◆ **Dataset records**:
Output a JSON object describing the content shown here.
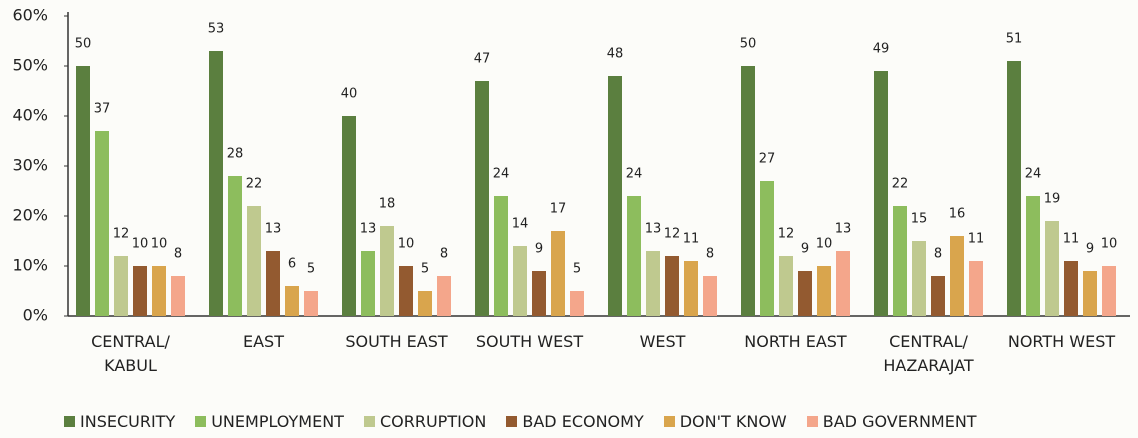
{
  "chart_data": {
    "type": "bar",
    "categories": [
      "CENTRAL/\nKABUL",
      "EAST",
      "SOUTH EAST",
      "SOUTH WEST",
      "WEST",
      "NORTH EAST",
      "CENTRAL/\nHAZARAJAT",
      "NORTH WEST"
    ],
    "series": [
      {
        "name": "INSECURITY",
        "color": "#5b7f3f",
        "values": [
          50,
          53,
          40,
          47,
          48,
          50,
          49,
          51
        ]
      },
      {
        "name": "UNEMPLOYMENT",
        "color": "#8dbd5d",
        "values": [
          37,
          28,
          13,
          24,
          24,
          27,
          22,
          24
        ]
      },
      {
        "name": "CORRUPTION",
        "color": "#bfc98f",
        "values": [
          12,
          22,
          18,
          14,
          13,
          12,
          15,
          19
        ]
      },
      {
        "name": "BAD ECONOMY",
        "color": "#935a30",
        "values": [
          10,
          13,
          10,
          9,
          12,
          9,
          8,
          11
        ]
      },
      {
        "name": "DON'T KNOW",
        "color": "#d9a54d",
        "values": [
          10,
          6,
          5,
          17,
          11,
          10,
          16,
          9
        ]
      },
      {
        "name": "BAD GOVERNMENT",
        "color": "#f4a68b",
        "values": [
          8,
          5,
          8,
          5,
          8,
          13,
          11,
          10
        ]
      }
    ],
    "ylim": [
      0,
      60
    ],
    "yticks": [
      {
        "value": 0,
        "label": "0%"
      },
      {
        "value": 10,
        "label": "10%"
      },
      {
        "value": 20,
        "label": "20%"
      },
      {
        "value": 30,
        "label": "30%"
      },
      {
        "value": 40,
        "label": "40%"
      },
      {
        "value": 50,
        "label": "50%"
      },
      {
        "value": 60,
        "label": "60%"
      }
    ],
    "legend": "bottom"
  }
}
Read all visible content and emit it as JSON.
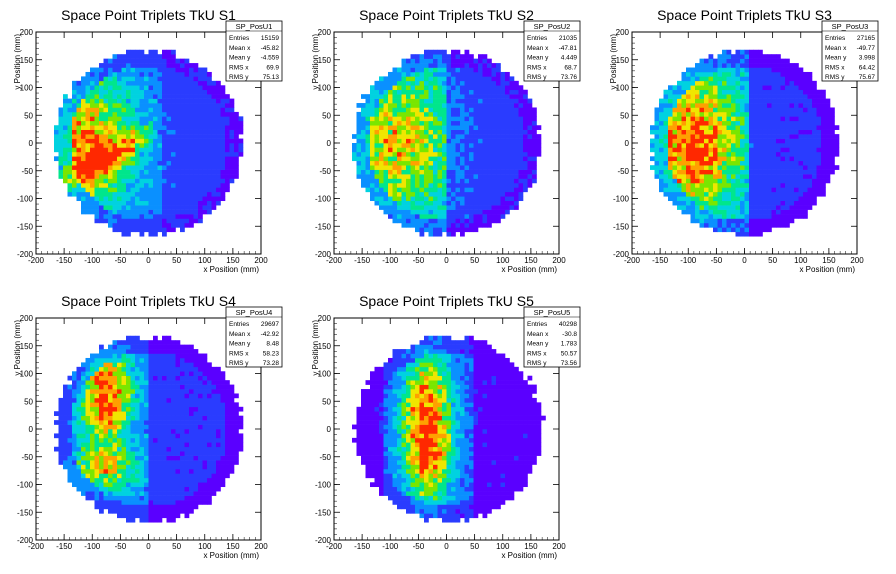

◆ **Task requirements**:
Omit the pictures, then output the rest of the listing exactly.

◆ **Solution**:
Output a JSON object describing the content shown here.
{
  "chart_data": {
    "type": "bar",
    "categories": [
      "CENTRAL/\nKABUL",
      "EAST",
      "SOUTH EAST",
      "SOUTH WEST",
      "WEST",
      "NORTH EAST",
      "CENTRAL/\nHAZARAJAT",
      "NORTH WEST"
    ],
    "series": [
      {
        "name": "INSECURITY",
        "color": "#5b7f3f",
        "values": [
          50,
          53,
          40,
          47,
          48,
          50,
          49,
          51
        ]
      },
      {
        "name": "UNEMPLOYMENT",
        "color": "#8dbd5d",
        "values": [
          37,
          28,
          13,
          24,
          24,
          27,
          22,
          24
        ]
      },
      {
        "name": "CORRUPTION",
        "color": "#bfc98f",
        "values": [
          12,
          22,
          18,
          14,
          13,
          12,
          15,
          19
        ]
      },
      {
        "name": "BAD ECONOMY",
        "color": "#935a30",
        "values": [
          10,
          13,
          10,
          9,
          12,
          9,
          8,
          11
        ]
      },
      {
        "name": "DON'T KNOW",
        "color": "#d9a54d",
        "values": [
          10,
          6,
          5,
          17,
          11,
          10,
          16,
          9
        ]
      },
      {
        "name": "BAD GOVERNMENT",
        "color": "#f4a68b",
        "values": [
          8,
          5,
          8,
          5,
          8,
          13,
          11,
          10
        ]
      }
    ],
    "ylim": [
      0,
      60
    ],
    "yticks": [
      {
        "value": 0,
        "label": "0%"
      },
      {
        "value": 10,
        "label": "10%"
      },
      {
        "value": 20,
        "label": "20%"
      },
      {
        "value": 30,
        "label": "30%"
      },
      {
        "value": 40,
        "label": "40%"
      },
      {
        "value": 50,
        "label": "50%"
      },
      {
        "value": 60,
        "label": "60%"
      }
    ],
    "legend": "bottom"
  }
}
Read all visible content and emit it as JSON.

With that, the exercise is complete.